*Task brief*: Copy out the whole listing exactly as written, leaving the pictures behind.

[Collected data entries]
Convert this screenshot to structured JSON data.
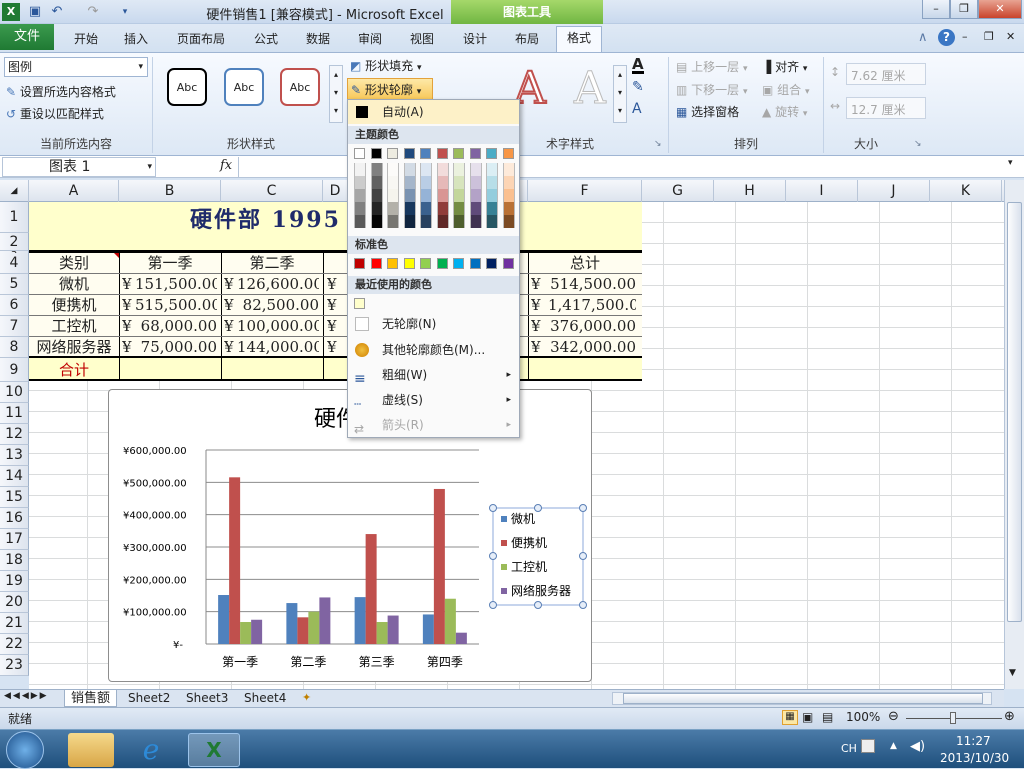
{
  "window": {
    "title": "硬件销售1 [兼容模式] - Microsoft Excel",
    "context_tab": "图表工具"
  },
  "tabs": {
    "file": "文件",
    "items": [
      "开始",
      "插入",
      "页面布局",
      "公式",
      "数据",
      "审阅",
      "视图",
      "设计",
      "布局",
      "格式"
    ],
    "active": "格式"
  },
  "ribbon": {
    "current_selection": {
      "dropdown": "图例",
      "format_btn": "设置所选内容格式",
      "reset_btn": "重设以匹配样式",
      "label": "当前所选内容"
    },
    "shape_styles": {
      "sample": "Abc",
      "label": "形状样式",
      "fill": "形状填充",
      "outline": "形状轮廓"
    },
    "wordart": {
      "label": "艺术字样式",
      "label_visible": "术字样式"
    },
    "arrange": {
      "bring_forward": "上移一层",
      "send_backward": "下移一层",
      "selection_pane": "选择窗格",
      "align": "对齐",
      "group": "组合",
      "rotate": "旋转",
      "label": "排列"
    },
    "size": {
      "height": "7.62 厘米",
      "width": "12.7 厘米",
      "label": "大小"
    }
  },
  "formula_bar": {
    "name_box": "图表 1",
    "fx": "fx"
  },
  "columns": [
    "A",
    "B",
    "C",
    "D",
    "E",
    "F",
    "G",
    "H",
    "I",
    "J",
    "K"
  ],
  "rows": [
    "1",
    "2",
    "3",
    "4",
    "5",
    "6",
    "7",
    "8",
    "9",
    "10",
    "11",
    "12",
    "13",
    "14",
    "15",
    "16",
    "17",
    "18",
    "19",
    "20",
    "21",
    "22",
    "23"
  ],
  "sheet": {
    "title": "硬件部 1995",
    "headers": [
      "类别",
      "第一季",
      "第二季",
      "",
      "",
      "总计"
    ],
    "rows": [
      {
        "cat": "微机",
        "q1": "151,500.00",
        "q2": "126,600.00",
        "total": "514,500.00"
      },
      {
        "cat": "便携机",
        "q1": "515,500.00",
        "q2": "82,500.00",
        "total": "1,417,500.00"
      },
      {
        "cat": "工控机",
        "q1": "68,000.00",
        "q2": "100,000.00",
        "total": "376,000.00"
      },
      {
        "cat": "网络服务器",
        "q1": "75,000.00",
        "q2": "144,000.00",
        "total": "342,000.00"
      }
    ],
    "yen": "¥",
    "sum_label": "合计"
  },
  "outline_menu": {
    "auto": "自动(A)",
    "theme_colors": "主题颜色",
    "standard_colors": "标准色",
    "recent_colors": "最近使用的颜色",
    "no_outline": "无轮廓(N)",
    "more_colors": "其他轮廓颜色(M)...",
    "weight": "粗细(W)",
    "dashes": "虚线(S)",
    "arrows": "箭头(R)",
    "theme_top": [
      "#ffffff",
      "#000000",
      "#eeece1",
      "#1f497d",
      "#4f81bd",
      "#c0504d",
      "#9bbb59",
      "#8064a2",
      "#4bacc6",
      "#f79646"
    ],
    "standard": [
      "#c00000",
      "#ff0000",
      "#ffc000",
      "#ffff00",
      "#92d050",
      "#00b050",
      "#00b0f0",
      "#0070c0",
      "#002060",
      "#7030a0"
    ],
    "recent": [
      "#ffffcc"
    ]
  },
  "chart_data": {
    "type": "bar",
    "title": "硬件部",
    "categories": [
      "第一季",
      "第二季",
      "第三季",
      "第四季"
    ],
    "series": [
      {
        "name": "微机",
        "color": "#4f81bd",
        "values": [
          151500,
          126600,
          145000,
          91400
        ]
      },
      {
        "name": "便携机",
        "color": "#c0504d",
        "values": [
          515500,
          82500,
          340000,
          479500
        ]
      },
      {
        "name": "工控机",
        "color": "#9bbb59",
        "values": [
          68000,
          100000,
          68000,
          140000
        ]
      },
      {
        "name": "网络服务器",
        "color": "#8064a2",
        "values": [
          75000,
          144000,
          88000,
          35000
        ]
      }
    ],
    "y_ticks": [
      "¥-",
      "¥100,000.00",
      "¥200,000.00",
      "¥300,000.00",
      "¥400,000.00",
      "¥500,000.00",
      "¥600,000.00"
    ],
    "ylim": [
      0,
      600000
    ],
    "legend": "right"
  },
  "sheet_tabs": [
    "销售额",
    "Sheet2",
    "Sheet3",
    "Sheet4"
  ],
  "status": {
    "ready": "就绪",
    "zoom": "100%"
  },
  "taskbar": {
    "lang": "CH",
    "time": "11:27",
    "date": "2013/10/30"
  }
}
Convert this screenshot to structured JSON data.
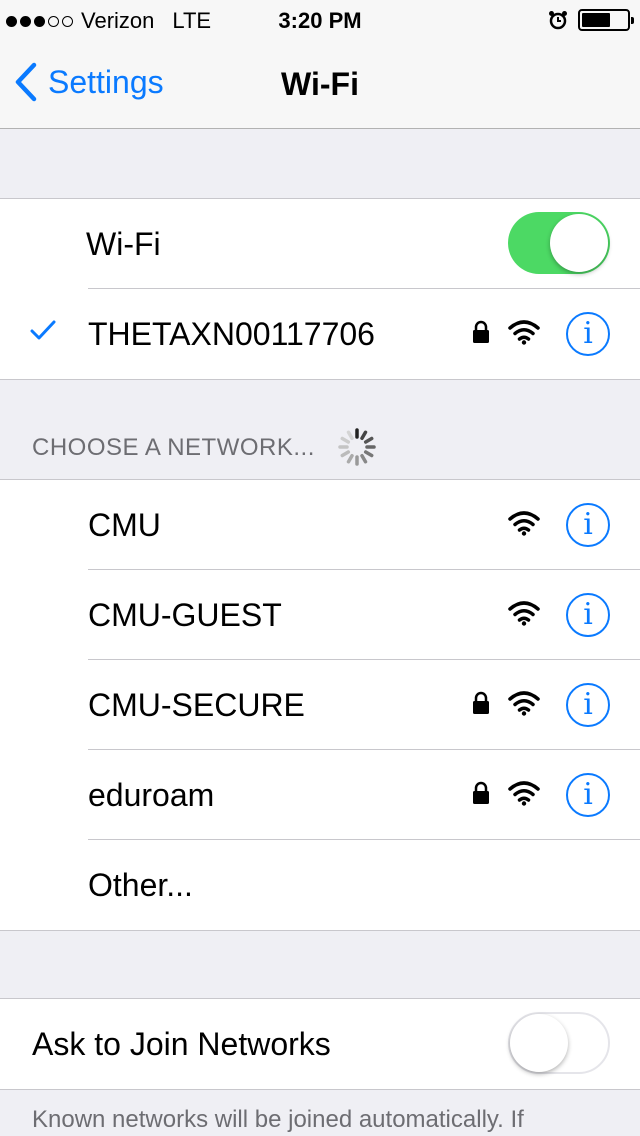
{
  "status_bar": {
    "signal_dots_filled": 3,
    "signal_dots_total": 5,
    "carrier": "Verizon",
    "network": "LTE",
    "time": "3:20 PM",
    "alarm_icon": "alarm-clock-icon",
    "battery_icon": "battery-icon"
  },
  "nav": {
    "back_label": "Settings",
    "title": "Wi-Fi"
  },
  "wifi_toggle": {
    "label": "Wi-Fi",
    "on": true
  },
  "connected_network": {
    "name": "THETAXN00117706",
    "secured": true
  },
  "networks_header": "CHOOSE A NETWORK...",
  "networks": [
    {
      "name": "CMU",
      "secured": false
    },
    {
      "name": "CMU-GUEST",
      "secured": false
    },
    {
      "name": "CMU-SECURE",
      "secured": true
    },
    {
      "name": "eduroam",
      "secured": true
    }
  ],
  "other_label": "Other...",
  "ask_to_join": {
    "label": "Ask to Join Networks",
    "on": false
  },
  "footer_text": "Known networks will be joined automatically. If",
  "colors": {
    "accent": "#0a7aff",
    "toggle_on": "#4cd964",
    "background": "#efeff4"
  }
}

*Full answer*:
Convert this screenshot to structured JSON data.
{
  "window": {
    "title": "硬件销售1 [兼容模式] - Microsoft Excel",
    "context_tab": "图表工具"
  },
  "tabs": {
    "file": "文件",
    "items": [
      "开始",
      "插入",
      "页面布局",
      "公式",
      "数据",
      "审阅",
      "视图",
      "设计",
      "布局",
      "格式"
    ],
    "active": "格式"
  },
  "ribbon": {
    "current_selection": {
      "dropdown": "图例",
      "format_btn": "设置所选内容格式",
      "reset_btn": "重设以匹配样式",
      "label": "当前所选内容"
    },
    "shape_styles": {
      "sample": "Abc",
      "label": "形状样式",
      "fill": "形状填充",
      "outline": "形状轮廓"
    },
    "wordart": {
      "label": "艺术字样式",
      "label_visible": "术字样式"
    },
    "arrange": {
      "bring_forward": "上移一层",
      "send_backward": "下移一层",
      "selection_pane": "选择窗格",
      "align": "对齐",
      "group": "组合",
      "rotate": "旋转",
      "label": "排列"
    },
    "size": {
      "height": "7.62 厘米",
      "width": "12.7 厘米",
      "label": "大小"
    }
  },
  "formula_bar": {
    "name_box": "图表 1",
    "fx": "fx"
  },
  "columns": [
    "A",
    "B",
    "C",
    "D",
    "E",
    "F",
    "G",
    "H",
    "I",
    "J",
    "K"
  ],
  "rows": [
    "1",
    "2",
    "3",
    "4",
    "5",
    "6",
    "7",
    "8",
    "9",
    "10",
    "11",
    "12",
    "13",
    "14",
    "15",
    "16",
    "17",
    "18",
    "19",
    "20",
    "21",
    "22",
    "23"
  ],
  "sheet": {
    "title": "硬件部 1995",
    "headers": [
      "类别",
      "第一季",
      "第二季",
      "",
      "",
      "总计"
    ],
    "rows": [
      {
        "cat": "微机",
        "q1": "151,500.00",
        "q2": "126,600.00",
        "total": "514,500.00"
      },
      {
        "cat": "便携机",
        "q1": "515,500.00",
        "q2": "82,500.00",
        "total": "1,417,500.00"
      },
      {
        "cat": "工控机",
        "q1": "68,000.00",
        "q2": "100,000.00",
        "total": "376,000.00"
      },
      {
        "cat": "网络服务器",
        "q1": "75,000.00",
        "q2": "144,000.00",
        "total": "342,000.00"
      }
    ],
    "yen": "¥",
    "sum_label": "合计"
  },
  "outline_menu": {
    "auto": "自动(A)",
    "theme_colors": "主题颜色",
    "standard_colors": "标准色",
    "recent_colors": "最近使用的颜色",
    "no_outline": "无轮廓(N)",
    "more_colors": "其他轮廓颜色(M)...",
    "weight": "粗细(W)",
    "dashes": "虚线(S)",
    "arrows": "箭头(R)",
    "theme_top": [
      "#ffffff",
      "#000000",
      "#eeece1",
      "#1f497d",
      "#4f81bd",
      "#c0504d",
      "#9bbb59",
      "#8064a2",
      "#4bacc6",
      "#f79646"
    ],
    "standard": [
      "#c00000",
      "#ff0000",
      "#ffc000",
      "#ffff00",
      "#92d050",
      "#00b050",
      "#00b0f0",
      "#0070c0",
      "#002060",
      "#7030a0"
    ],
    "recent": [
      "#ffffcc"
    ]
  },
  "chart_data": {
    "type": "bar",
    "title": "硬件部",
    "categories": [
      "第一季",
      "第二季",
      "第三季",
      "第四季"
    ],
    "series": [
      {
        "name": "微机",
        "color": "#4f81bd",
        "values": [
          151500,
          126600,
          145000,
          91400
        ]
      },
      {
        "name": "便携机",
        "color": "#c0504d",
        "values": [
          515500,
          82500,
          340000,
          479500
        ]
      },
      {
        "name": "工控机",
        "color": "#9bbb59",
        "values": [
          68000,
          100000,
          68000,
          140000
        ]
      },
      {
        "name": "网络服务器",
        "color": "#8064a2",
        "values": [
          75000,
          144000,
          88000,
          35000
        ]
      }
    ],
    "y_ticks": [
      "¥-",
      "¥100,000.00",
      "¥200,000.00",
      "¥300,000.00",
      "¥400,000.00",
      "¥500,000.00",
      "¥600,000.00"
    ],
    "ylim": [
      0,
      600000
    ],
    "legend": "right"
  },
  "sheet_tabs": [
    "销售额",
    "Sheet2",
    "Sheet3",
    "Sheet4"
  ],
  "status": {
    "ready": "就绪",
    "zoom": "100%"
  },
  "taskbar": {
    "lang": "CH",
    "time": "11:27",
    "date": "2013/10/30"
  }
}
Convert this screenshot to structured JSON data.
{
  "status_bar": {
    "signal_dots_filled": 3,
    "signal_dots_total": 5,
    "carrier": "Verizon",
    "network": "LTE",
    "time": "3:20 PM",
    "alarm_icon": "alarm-clock-icon",
    "battery_icon": "battery-icon"
  },
  "nav": {
    "back_label": "Settings",
    "title": "Wi-Fi"
  },
  "wifi_toggle": {
    "label": "Wi-Fi",
    "on": true
  },
  "connected_network": {
    "name": "THETAXN00117706",
    "secured": true
  },
  "networks_header": "CHOOSE A NETWORK...",
  "networks": [
    {
      "name": "CMU",
      "secured": false
    },
    {
      "name": "CMU-GUEST",
      "secured": false
    },
    {
      "name": "CMU-SECURE",
      "secured": true
    },
    {
      "name": "eduroam",
      "secured": true
    }
  ],
  "other_label": "Other...",
  "ask_to_join": {
    "label": "Ask to Join Networks",
    "on": false
  },
  "footer_text": "Known networks will be joined automatically. If",
  "colors": {
    "accent": "#0a7aff",
    "toggle_on": "#4cd964",
    "background": "#efeff4"
  }
}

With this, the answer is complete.